Count every line where "this" occurs. Give the total alone.

-- START TASK INPUT --

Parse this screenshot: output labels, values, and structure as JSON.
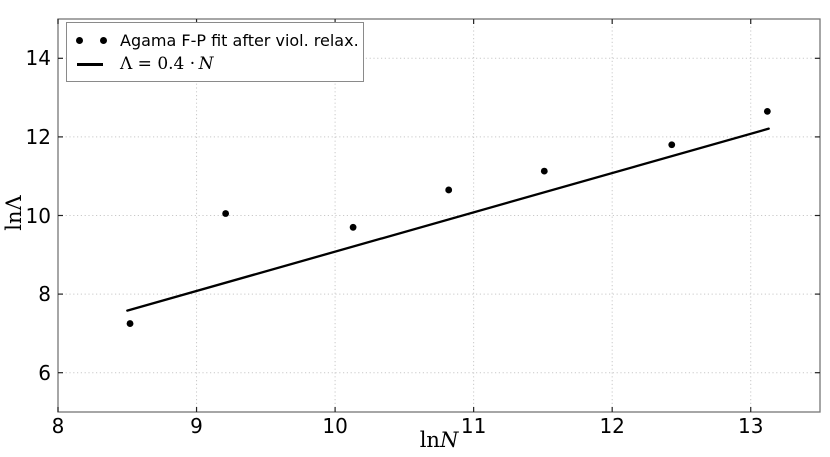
{
  "chart_data": {
    "type": "scatter",
    "title": "",
    "xlabel": {
      "prefix": "ln",
      "variable": "N"
    },
    "ylabel": {
      "prefix": "ln",
      "variable": "Λ"
    },
    "xlim": [
      8,
      13.5
    ],
    "ylim": [
      5,
      15
    ],
    "x_ticks": [
      "8",
      "9",
      "10",
      "11",
      "12",
      "13"
    ],
    "y_ticks": [
      "6",
      "8",
      "10",
      "12",
      "14"
    ],
    "grid": "dotted, both axes",
    "series": [
      {
        "name": "Agama F-P fit after viol. relax.",
        "type": "scatter",
        "marker": "dot",
        "color": "#000000",
        "x": [
          8.52,
          9.21,
          10.13,
          10.82,
          11.51,
          12.43,
          13.12
        ],
        "y": [
          7.25,
          10.05,
          9.7,
          10.65,
          11.13,
          11.8,
          12.65
        ]
      },
      {
        "name": "Λ = 0.4 · N",
        "type": "line",
        "color": "#000000",
        "x": [
          8.5,
          13.13
        ],
        "y": [
          7.58,
          12.21
        ]
      }
    ],
    "legend": {
      "position": "upper left",
      "items": [
        {
          "marker": "two-dots",
          "label": "Agama F-P fit after viol. relax."
        },
        {
          "marker": "line",
          "label": "Λ = 0.4 · N",
          "label_prefix": "Λ = 0.4 ·",
          "label_variable": "N"
        }
      ]
    },
    "colors": {
      "background": "#ffffff",
      "spine": "#777777",
      "grid": "#c9c9c9",
      "tick": "#222222",
      "data": "#000000"
    }
  }
}
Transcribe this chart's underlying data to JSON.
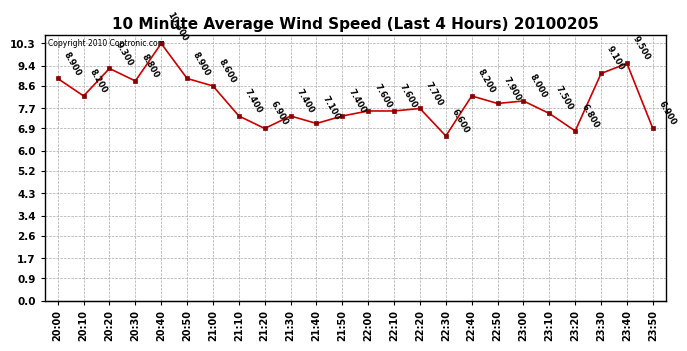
{
  "title": "10 Minute Average Wind Speed (Last 4 Hours) 20100205",
  "copyright_text": "Copyright 2010 Contronic.com",
  "x_labels": [
    "20:00",
    "20:10",
    "20:20",
    "20:30",
    "20:40",
    "20:50",
    "21:00",
    "21:10",
    "21:20",
    "21:30",
    "21:40",
    "21:50",
    "22:00",
    "22:10",
    "22:20",
    "22:30",
    "22:40",
    "22:50",
    "23:00",
    "23:10",
    "23:20",
    "23:30",
    "23:40",
    "23:50"
  ],
  "y_values": [
    8.9,
    8.2,
    9.3,
    8.8,
    10.3,
    8.9,
    8.6,
    7.4,
    6.9,
    7.4,
    7.1,
    7.4,
    7.6,
    7.6,
    7.7,
    6.6,
    8.2,
    7.9,
    8.0,
    7.5,
    6.8,
    9.1,
    9.5,
    6.9
  ],
  "y_ticks": [
    0.0,
    0.9,
    1.7,
    2.6,
    3.4,
    4.3,
    5.2,
    6.0,
    6.9,
    7.7,
    8.6,
    9.4,
    10.3
  ],
  "ylim": [
    0.0,
    10.65
  ],
  "line_color": "#cc0000",
  "marker_color": "#880000",
  "bg_color": "white",
  "grid_color": "#aaaaaa",
  "title_fontsize": 11,
  "annotation_fontsize": 6.0,
  "annotation_rotation": -60
}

-- END TASK INPUT --

ANSWER TO THE TASK:
2